(Figure contents as structured data)
-- Begin --
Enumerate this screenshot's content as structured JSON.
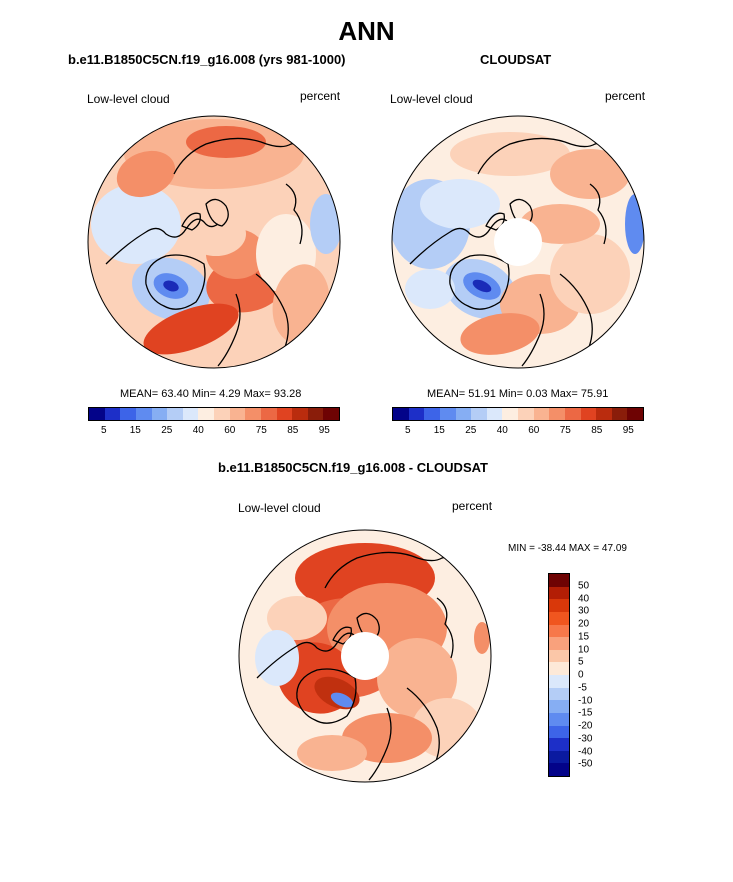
{
  "main_title": "ANN",
  "chart_data": [
    {
      "type": "heatmap",
      "projection": "north-polar-stereographic",
      "title": "b.e11.B1850C5CN.f19_g16.008 (yrs 981-1000)",
      "variable_label": "Low-level cloud",
      "units_label": "percent",
      "stats": {
        "mean_label": "MEAN=",
        "mean": "63.40",
        "min_label": "Min=",
        "min": "4.29",
        "max_label": "Max=",
        "max": "93.28"
      },
      "colorbar": {
        "tick_labels": [
          "5",
          "15",
          "25",
          "40",
          "60",
          "75",
          "85",
          "95"
        ],
        "colors": [
          "#030389",
          "#1d2fc8",
          "#3d64e8",
          "#5f8bf0",
          "#86aef3",
          "#b4cdf6",
          "#dbe8fb",
          "#fdeee1",
          "#fcd2b9",
          "#f9b391",
          "#f48f68",
          "#ec6844",
          "#e04321",
          "#ba2c0e",
          "#8a1d0a",
          "#6e0303"
        ]
      },
      "has_polar_hole": false
    },
    {
      "type": "heatmap",
      "projection": "north-polar-stereographic",
      "title": "CLOUDSAT",
      "variable_label": "Low-level cloud",
      "units_label": "percent",
      "stats": {
        "mean_label": "MEAN=",
        "mean": "51.91",
        "min_label": "Min=",
        "min": "0.03",
        "max_label": "Max=",
        "max": "75.91"
      },
      "colorbar": {
        "tick_labels": [
          "5",
          "15",
          "25",
          "40",
          "60",
          "75",
          "85",
          "95"
        ],
        "colors": [
          "#030389",
          "#1d2fc8",
          "#3d64e8",
          "#5f8bf0",
          "#86aef3",
          "#b4cdf6",
          "#dbe8fb",
          "#fdeee1",
          "#fcd2b9",
          "#f9b391",
          "#f48f68",
          "#ec6844",
          "#e04321",
          "#ba2c0e",
          "#8a1d0a",
          "#6e0303"
        ]
      },
      "has_polar_hole": true
    },
    {
      "type": "heatmap",
      "projection": "north-polar-stereographic",
      "title": "b.e11.B1850C5CN.f19_g16.008 - CLOUDSAT",
      "variable_label": "Low-level cloud",
      "units_label": "percent",
      "range_text": "MIN = -38.44 MAX =  47.09",
      "colorbar": {
        "tick_labels": [
          "50",
          "40",
          "30",
          "20",
          "15",
          "10",
          "5",
          "0",
          "-5",
          "-10",
          "-15",
          "-20",
          "-30",
          "-40",
          "-50"
        ],
        "colors": [
          "#6e0303",
          "#b31e05",
          "#d9380a",
          "#f0561f",
          "#f7784a",
          "#f9a17c",
          "#fbc7a8",
          "#fde9d8",
          "#dbe8fb",
          "#b4cdf6",
          "#86aef3",
          "#5f8bf0",
          "#3d64e8",
          "#1d2fc8",
          "#0a1aa0",
          "#030389"
        ]
      },
      "has_polar_hole": true
    }
  ]
}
-- End --
▶ Required work
Copy each line of the listing that includes "CLOUDSAT".

▶ Full output
      "title": "CLOUDSAT",
      "title": "b.e11.B1850C5CN.f19_g16.008 - CLOUDSAT",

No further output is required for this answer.